(Stored records)
»»

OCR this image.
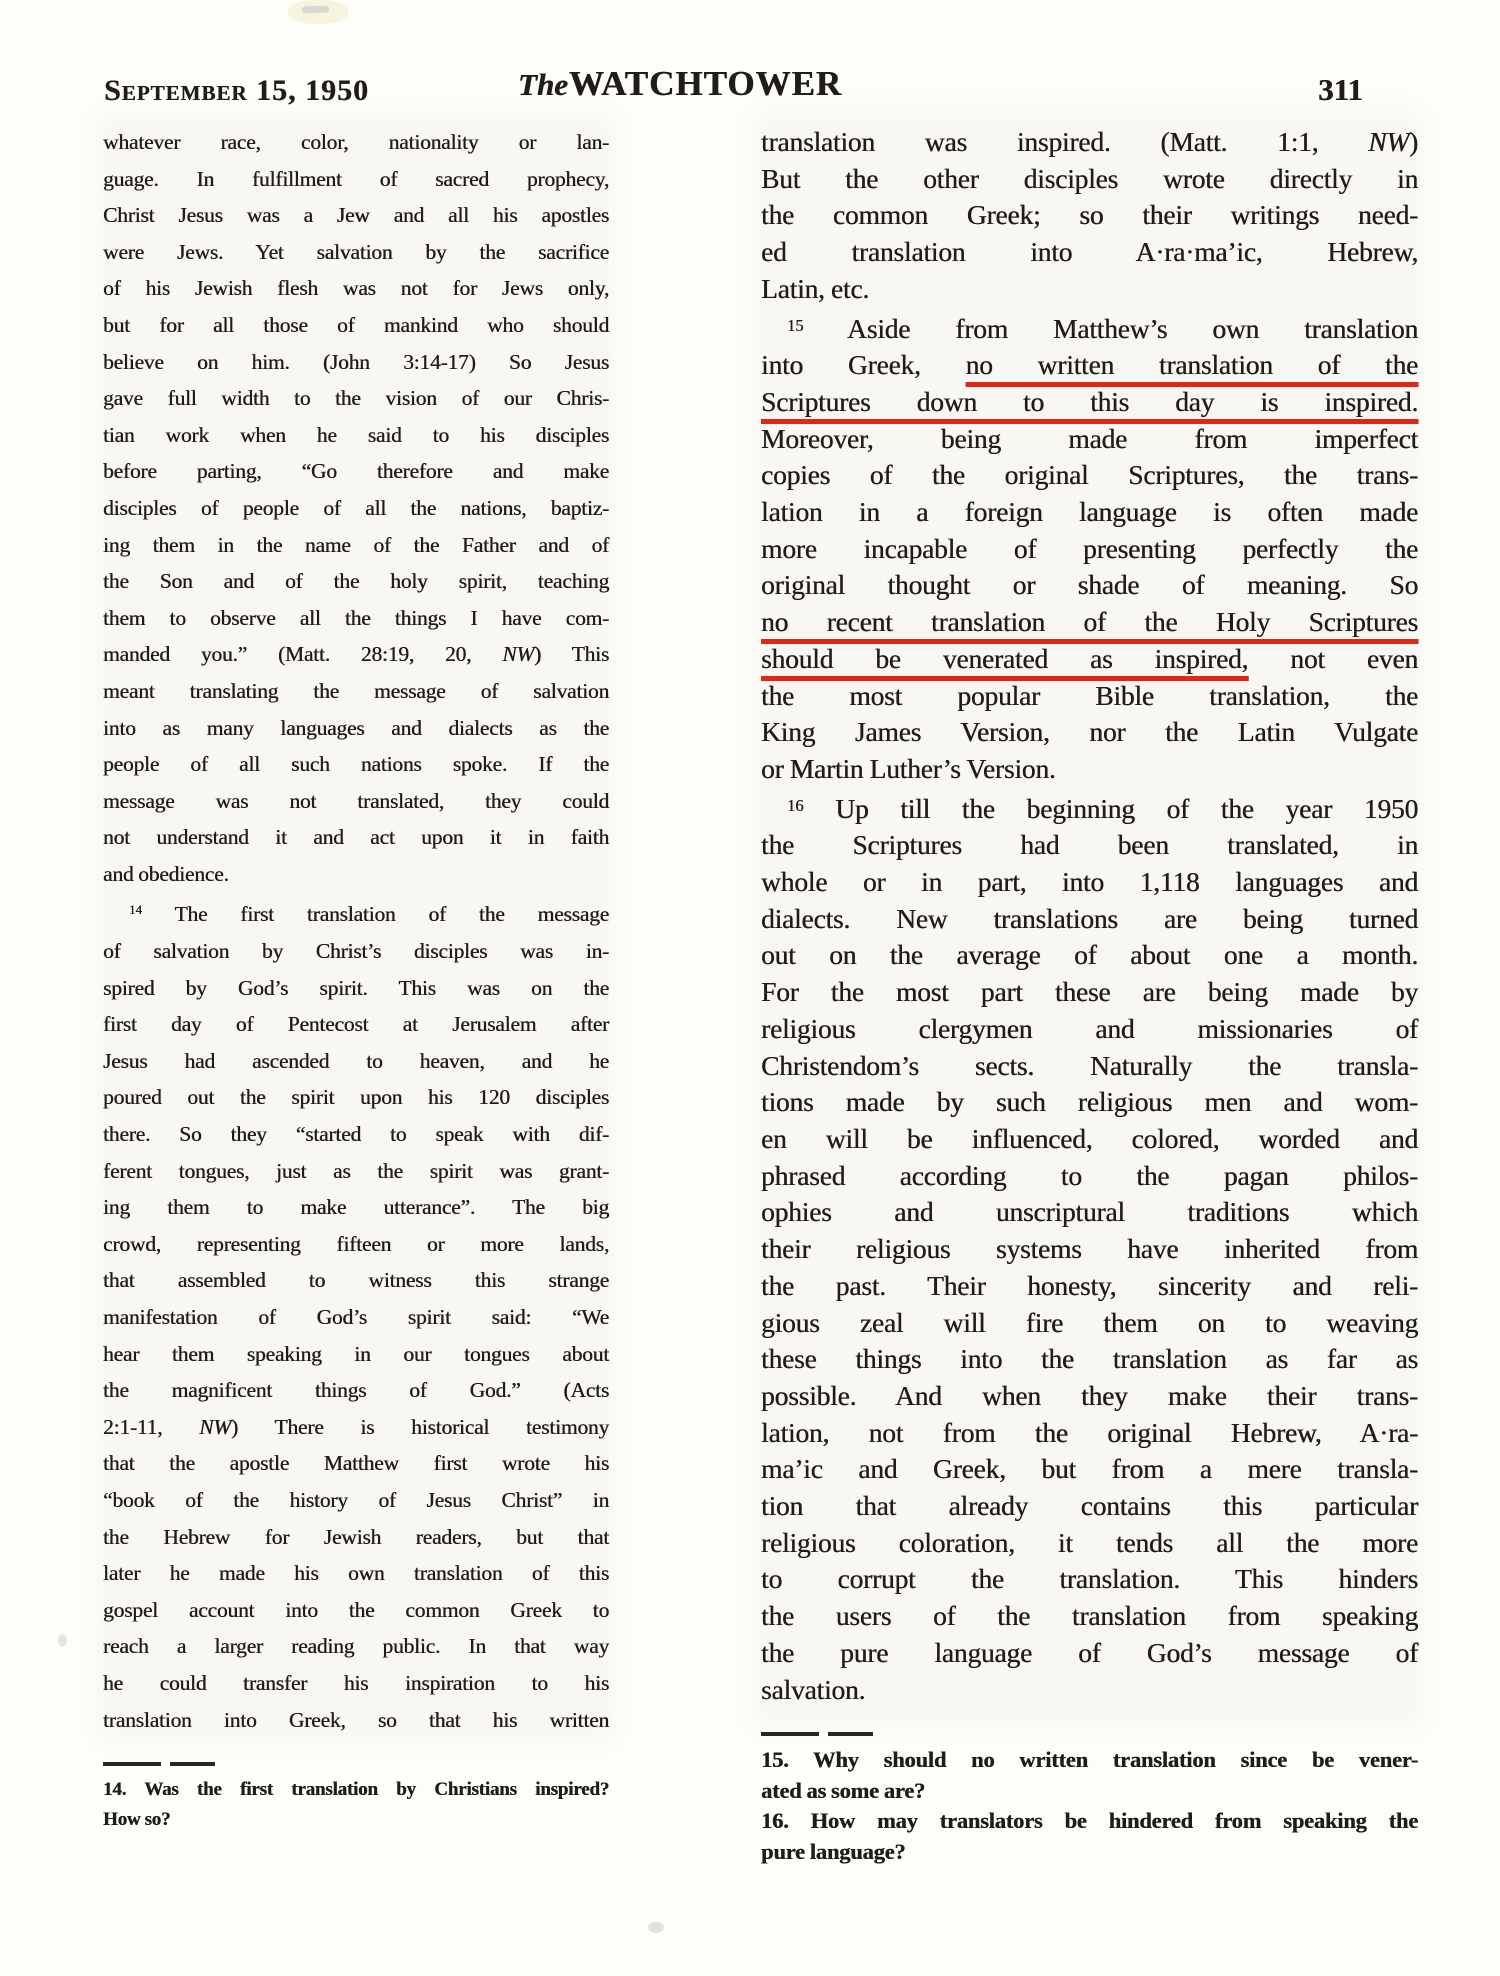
September 15, 1950	TheWATCHTOWER	311
whatever race, color, nationality or lan-
guage. In fulfillment of sacred prophecy,
Christ Jesus was a Jew and all his apostles
were Jews. Yet salvation by the sacrifice
of his Jewish flesh was not for Jews only,
but for all those of mankind who should
believe on him. (John 3:14-17) So Jesus
gave full width to the vision of our Chris-
tian work when he said to his disciples
before parting, “Go therefore and make
disciples of people of all the nations, baptiz-
ing them in the name of the Father and of
the Son and of the holy spirit, teaching
them to observe all the things I have com-
manded you.” (Matt. 28:19, 20, NW) This
meant translating the message of salvation
into as many languages and dialects as the
people of all such nations spoke. If the
message was not translated, they could
not understand it and act upon it in faith
and obedience.
$^{14}$ The first translation of the message
of salvation by Christ’s disciples was in-
spired by God’s spirit. This was on the
first day of Pentecost at Jerusalem after
Jesus had ascended to heaven, and he
poured out the spirit upon his 120 disciples
there. So they “started to speak with dif-
ferent tongues, just as the spirit was grant-
ing them to make utterance”. The big
crowd, representing fifteen or more lands,
that assembled to witness this strange
manifestation of God’s spirit said: “We
hear them speaking in our tongues about
the magnificent things of God.” (Acts
2:1-11, NW) There is historical testimony
that the apostle Matthew first wrote his
“book of the history of Jesus Christ” in
the Hebrew for Jewish readers, but that
later he made his own translation of this
gospel account into the common Greek to
reach a larger reading public. In that way
he could transfer his inspiration to his
translation into Greek, so that his written
14. Was the first translation by Christians inspired?
How so?
translation was inspired. (Matt. 1:1, NW)
But the other disciples wrote directly in
the common Greek; so their writings need-
ed translation into A·ra·ma’ic, Hebrew,
Latin, etc.
$^{15}$ Aside from Matthew’s own translation
into Greek, no written translation of the
Scriptures down to this day is inspired.
Moreover, being made from imperfect
copies of the original Scriptures, the trans-
lation in a foreign language is often made
more incapable of presenting perfectly the
original thought or shade of meaning. So
no recent translation of the Holy Scriptures
should be venerated as inspired, not even
the most popular Bible translation, the
King James Version, nor the Latin Vulgate
or Martin Luther’s Version.
$^{16}$ Up till the beginning of the year 1950
the Scriptures had been translated, in
whole or in part, into 1,118 languages and
dialects. New translations are being turned
out on the average of about one a month.
For the most part these are being made by
religious clergymen and missionaries of
Christendom’s sects. Naturally the transla-
tions made by such religious men and wom-
en will be influenced, colored, worded and
phrased according to the pagan philos-
ophies and unscriptural traditions which
their religious systems have inherited from
the past. Their honesty, sincerity and reli-
gious zeal will fire them on to weaving
these things into the translation as far as
possible. And when they make their trans-
lation, not from the original Hebrew, A·ra-
ma’ic and Greek, but from a mere transla-
tion that already contains this particular
religious coloration, it tends all the more
to corrupt the translation. This hinders
the users of the translation from speaking
the pure language of God’s message of
salvation.
15. Why should no written translation since be vener-
ated as some are?
16. How may translators be hindered from speaking the
pure language?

««

Return only those lines of the records that contain the string "Jewish".

* [OUTPUT BELOW]:
of his Jewish flesh was not for Jews only,
the Hebrew for Jewish readers, but that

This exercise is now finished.